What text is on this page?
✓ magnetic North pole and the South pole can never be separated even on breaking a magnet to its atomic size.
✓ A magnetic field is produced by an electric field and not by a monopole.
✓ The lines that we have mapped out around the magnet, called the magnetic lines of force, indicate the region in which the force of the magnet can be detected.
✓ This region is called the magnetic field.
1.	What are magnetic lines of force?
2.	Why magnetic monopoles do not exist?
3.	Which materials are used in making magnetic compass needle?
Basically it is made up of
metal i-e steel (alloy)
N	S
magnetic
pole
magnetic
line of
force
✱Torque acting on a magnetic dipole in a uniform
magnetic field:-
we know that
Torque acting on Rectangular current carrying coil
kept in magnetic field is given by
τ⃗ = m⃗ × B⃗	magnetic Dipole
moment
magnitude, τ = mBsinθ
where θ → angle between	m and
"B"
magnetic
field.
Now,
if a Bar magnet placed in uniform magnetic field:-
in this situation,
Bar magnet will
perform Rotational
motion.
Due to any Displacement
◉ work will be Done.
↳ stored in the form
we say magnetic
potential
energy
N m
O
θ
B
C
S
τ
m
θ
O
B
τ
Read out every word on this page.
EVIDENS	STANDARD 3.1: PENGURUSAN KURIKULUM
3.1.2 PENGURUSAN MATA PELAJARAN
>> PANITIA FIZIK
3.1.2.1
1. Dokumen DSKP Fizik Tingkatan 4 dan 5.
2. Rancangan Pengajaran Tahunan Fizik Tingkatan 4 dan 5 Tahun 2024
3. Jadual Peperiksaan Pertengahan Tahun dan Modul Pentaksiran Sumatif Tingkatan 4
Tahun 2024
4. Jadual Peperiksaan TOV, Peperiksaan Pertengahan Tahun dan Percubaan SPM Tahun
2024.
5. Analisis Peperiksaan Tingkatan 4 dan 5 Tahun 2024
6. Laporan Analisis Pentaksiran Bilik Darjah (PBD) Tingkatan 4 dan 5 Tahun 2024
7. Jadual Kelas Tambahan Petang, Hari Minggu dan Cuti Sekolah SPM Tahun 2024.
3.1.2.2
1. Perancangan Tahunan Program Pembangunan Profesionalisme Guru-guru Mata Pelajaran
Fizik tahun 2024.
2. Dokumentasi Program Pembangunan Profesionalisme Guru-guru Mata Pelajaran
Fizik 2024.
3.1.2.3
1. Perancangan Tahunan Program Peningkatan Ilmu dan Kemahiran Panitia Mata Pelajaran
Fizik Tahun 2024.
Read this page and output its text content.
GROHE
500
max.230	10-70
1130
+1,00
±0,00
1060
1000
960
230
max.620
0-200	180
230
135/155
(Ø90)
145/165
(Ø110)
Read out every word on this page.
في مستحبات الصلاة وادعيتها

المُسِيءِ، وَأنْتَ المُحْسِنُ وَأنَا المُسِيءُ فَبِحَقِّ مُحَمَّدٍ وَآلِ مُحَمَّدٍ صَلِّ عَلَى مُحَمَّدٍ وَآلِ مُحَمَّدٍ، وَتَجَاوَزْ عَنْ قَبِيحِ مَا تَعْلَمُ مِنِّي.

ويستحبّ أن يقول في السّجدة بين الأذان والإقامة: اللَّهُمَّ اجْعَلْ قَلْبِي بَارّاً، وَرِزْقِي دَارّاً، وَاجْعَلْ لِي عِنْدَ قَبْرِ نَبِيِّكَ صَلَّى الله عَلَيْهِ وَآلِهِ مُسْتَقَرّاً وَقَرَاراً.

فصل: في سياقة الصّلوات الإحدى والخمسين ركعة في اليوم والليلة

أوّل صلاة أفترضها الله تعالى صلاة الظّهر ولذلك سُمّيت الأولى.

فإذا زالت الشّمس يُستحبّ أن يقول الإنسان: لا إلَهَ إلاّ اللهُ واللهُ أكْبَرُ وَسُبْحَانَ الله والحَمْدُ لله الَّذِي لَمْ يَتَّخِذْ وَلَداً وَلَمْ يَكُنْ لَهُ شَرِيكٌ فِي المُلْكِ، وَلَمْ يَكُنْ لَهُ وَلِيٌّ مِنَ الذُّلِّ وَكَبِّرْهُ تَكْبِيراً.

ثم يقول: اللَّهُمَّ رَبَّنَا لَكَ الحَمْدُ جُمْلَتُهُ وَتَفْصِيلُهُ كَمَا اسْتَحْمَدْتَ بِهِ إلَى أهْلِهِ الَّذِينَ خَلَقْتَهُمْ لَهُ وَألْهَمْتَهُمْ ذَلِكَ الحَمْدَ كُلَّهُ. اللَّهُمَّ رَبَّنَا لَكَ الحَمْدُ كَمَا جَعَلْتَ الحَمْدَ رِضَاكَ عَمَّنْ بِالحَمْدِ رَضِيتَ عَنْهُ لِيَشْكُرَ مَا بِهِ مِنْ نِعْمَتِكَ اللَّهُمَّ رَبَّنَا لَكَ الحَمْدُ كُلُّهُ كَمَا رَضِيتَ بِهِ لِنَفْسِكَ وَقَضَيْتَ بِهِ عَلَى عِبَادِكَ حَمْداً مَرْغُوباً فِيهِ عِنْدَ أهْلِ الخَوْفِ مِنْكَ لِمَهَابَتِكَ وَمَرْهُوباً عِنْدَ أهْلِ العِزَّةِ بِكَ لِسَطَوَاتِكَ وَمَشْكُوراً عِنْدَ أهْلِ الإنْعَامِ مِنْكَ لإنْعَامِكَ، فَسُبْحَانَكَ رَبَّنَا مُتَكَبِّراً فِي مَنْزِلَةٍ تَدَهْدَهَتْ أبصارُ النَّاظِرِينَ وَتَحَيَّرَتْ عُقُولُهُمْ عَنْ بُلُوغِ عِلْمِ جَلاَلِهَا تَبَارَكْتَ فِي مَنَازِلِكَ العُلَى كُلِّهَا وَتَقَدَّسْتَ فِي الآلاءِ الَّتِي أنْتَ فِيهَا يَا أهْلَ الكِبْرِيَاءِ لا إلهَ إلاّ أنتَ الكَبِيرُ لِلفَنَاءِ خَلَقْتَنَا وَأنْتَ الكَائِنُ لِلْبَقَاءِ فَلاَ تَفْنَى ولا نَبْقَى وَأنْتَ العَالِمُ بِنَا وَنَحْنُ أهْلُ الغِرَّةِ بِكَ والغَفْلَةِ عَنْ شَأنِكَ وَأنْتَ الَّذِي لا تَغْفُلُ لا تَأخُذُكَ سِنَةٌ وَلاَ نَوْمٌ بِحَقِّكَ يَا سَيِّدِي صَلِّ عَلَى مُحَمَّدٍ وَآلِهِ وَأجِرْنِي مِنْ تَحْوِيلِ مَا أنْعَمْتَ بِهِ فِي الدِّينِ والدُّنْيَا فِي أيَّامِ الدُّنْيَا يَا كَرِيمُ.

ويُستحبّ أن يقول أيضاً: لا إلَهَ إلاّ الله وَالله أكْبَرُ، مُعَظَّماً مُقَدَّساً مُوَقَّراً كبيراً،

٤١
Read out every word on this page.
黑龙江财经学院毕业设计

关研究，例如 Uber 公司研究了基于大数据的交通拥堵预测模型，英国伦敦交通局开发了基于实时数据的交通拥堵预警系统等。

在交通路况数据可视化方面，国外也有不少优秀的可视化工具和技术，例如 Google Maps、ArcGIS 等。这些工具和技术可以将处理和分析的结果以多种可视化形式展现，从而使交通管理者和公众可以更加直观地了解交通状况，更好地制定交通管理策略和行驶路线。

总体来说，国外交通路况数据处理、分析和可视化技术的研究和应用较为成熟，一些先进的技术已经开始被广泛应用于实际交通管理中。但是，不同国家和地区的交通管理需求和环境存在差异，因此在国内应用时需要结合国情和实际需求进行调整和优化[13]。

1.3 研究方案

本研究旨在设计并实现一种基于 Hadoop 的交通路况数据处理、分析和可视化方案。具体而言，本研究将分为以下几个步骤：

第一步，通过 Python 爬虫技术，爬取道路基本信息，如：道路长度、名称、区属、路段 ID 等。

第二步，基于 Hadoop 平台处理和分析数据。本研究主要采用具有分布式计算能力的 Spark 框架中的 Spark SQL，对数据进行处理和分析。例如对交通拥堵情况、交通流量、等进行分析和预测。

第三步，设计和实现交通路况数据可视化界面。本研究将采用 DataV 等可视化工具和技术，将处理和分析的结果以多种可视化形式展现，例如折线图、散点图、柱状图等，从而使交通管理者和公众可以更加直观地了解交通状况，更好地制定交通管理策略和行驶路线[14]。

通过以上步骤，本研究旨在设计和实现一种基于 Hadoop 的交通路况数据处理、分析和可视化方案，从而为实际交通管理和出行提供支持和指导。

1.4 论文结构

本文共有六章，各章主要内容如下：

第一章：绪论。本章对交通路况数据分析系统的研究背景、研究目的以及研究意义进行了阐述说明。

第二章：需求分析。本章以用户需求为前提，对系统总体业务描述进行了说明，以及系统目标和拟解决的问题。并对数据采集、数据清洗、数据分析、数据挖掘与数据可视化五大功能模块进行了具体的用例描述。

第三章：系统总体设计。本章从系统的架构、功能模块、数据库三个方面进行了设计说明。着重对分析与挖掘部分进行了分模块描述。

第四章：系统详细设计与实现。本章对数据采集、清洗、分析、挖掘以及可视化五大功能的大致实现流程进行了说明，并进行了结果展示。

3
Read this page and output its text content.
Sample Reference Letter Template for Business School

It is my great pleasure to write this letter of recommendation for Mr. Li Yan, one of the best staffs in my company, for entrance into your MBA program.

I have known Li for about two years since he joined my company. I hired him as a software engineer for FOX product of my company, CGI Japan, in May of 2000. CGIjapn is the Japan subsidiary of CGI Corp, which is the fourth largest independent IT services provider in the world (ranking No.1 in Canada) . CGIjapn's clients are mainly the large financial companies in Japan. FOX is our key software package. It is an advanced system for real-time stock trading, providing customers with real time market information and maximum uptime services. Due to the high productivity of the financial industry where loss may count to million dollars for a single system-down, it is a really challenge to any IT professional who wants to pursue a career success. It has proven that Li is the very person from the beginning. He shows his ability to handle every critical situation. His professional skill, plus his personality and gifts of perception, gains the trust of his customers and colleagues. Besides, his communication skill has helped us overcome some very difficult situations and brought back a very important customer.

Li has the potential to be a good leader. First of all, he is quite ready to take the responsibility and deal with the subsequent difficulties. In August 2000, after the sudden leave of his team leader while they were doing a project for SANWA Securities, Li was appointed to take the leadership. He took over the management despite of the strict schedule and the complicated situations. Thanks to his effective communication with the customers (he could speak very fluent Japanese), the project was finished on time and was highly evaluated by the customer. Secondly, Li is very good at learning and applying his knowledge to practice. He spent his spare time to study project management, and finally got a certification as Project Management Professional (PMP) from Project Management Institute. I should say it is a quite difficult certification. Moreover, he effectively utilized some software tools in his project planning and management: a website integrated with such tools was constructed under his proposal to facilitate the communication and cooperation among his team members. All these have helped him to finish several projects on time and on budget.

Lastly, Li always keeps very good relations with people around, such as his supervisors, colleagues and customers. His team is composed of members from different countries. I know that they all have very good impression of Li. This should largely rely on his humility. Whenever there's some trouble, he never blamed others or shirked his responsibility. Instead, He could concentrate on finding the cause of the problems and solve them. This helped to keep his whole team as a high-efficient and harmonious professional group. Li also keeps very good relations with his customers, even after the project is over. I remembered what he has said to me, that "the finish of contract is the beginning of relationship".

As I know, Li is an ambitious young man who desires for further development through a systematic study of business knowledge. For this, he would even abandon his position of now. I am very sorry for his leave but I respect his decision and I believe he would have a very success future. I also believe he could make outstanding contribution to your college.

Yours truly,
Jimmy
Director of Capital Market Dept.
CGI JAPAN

--

### TASK
Sift through the entries and copy every line with "从而使交通管理者和公众可以更加直观地了解交通状况".

### OUTPUT BELOW
在交通路况数据可视化方面，国外也有不少优秀的可视化工具和技术，例如 Google Maps、ArcGIS 等。这些工具和技术可以将处理和分析的结果以多种可视化形式展现，从而使交通管理者和公众可以更加直观地了解交通状况，更好地制定交通管理策略和行驶路线。
第三步，设计和实现交通路况数据可视化界面。本研究将采用 DataV 等可视化工具和技术，将处理和分析的结果以多种可视化形式展现，例如折线图、散点图、柱状图等，从而使交通管理者和公众可以更加直观地了解交通状况，更好地制定交通管理策略和行驶路线[14]。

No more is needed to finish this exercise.